(Dataset items)
········
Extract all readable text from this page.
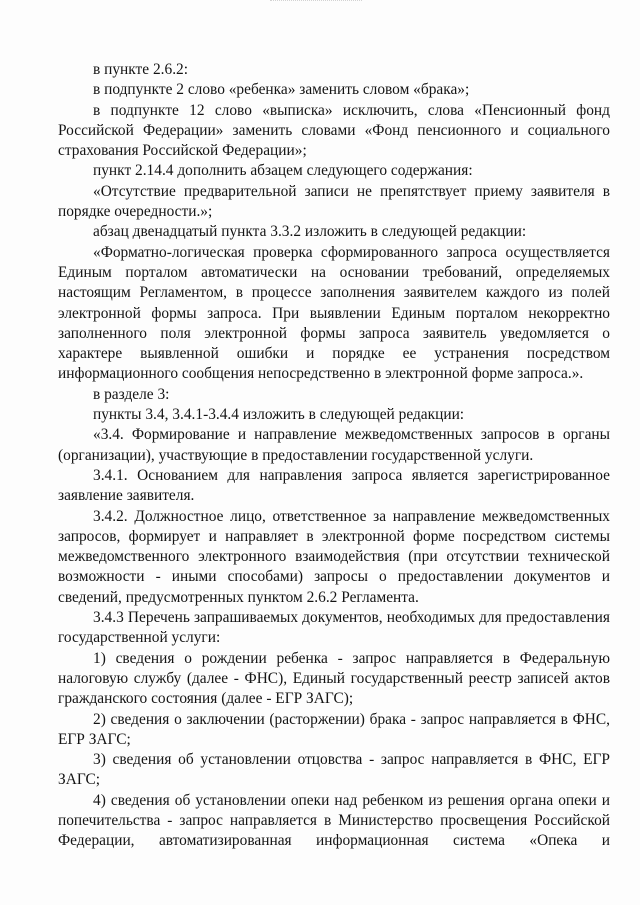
в пункте 2.6.2:

в подпункте 2 слово «ребенка» заменить словом «брака»;

в подпункте 12 слово «выписка» исключить, слова «Пенсионный фонд Российской Федерации» заменить словами «Фонд пенсионного и социального страхования Российской Федерации»;

пункт 2.14.4 дополнить абзацем следующего содержания:

«Отсутствие предварительной записи не препятствует приему заявителя в порядке очередности.»;

абзац двенадцатый пункта 3.3.2 изложить в следующей редакции:

«Форматно-логическая проверка сформированного запроса осуществляется Единым порталом автоматически на основании требований, определяемых настоящим Регламентом, в процессе заполнения заявителем каждого из полей электронной формы запроса. При выявлении Единым порталом некорректно заполненного поля электронной формы запроса заявитель уведомляется о характере выявленной ошибки и порядке ее устранения посредством информационного сообщения непосредственно в электронной форме запроса.».

в разделе 3:

пункты 3.4, 3.4.1-3.4.4 изложить в следующей редакции:

«3.4. Формирование и направление межведомственных запросов в органы (организации), участвующие в предоставлении государственной услуги.

3.4.1. Основанием для направления запроса является зарегистрированное заявление заявителя.

3.4.2. Должностное лицо, ответственное за направление межведомственных запросов, формирует и направляет в электронной форме посредством системы межведомственного электронного взаимодействия (при отсутствии технической возможности - иными способами) запросы о предоставлении документов и сведений, предусмотренных пунктом 2.6.2 Регламента.

3.4.3 Перечень запрашиваемых документов, необходимых для предоставления государственной услуги:

1) сведения о рождении ребенка - запрос направляется в Федеральную налоговую службу (далее - ФНС), Единый государственный реестр записей актов гражданского состояния (далее - ЕГР ЗАГС);

2) сведения о заключении (расторжении) брака - запрос направляется в ФНС, ЕГР ЗАГС;

3) сведения об установлении отцовства - запрос направляется в ФНС, ЕГР ЗАГС;

4) сведения об установлении опеки над ребенком из решения органа опеки и попечительства - запрос направляется в Министерство просвещения Российской Федерации, автоматизированная информационная система «Опека и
········
▶ **Written instruction**
Pull out all lines of the data with the string "изложить".

▶ **Written response**
абзац двенадцатый пункта 3.3.2 изложить в следующей редакции:
пункты 3.4, 3.4.1-3.4.4 изложить в следующей редакции:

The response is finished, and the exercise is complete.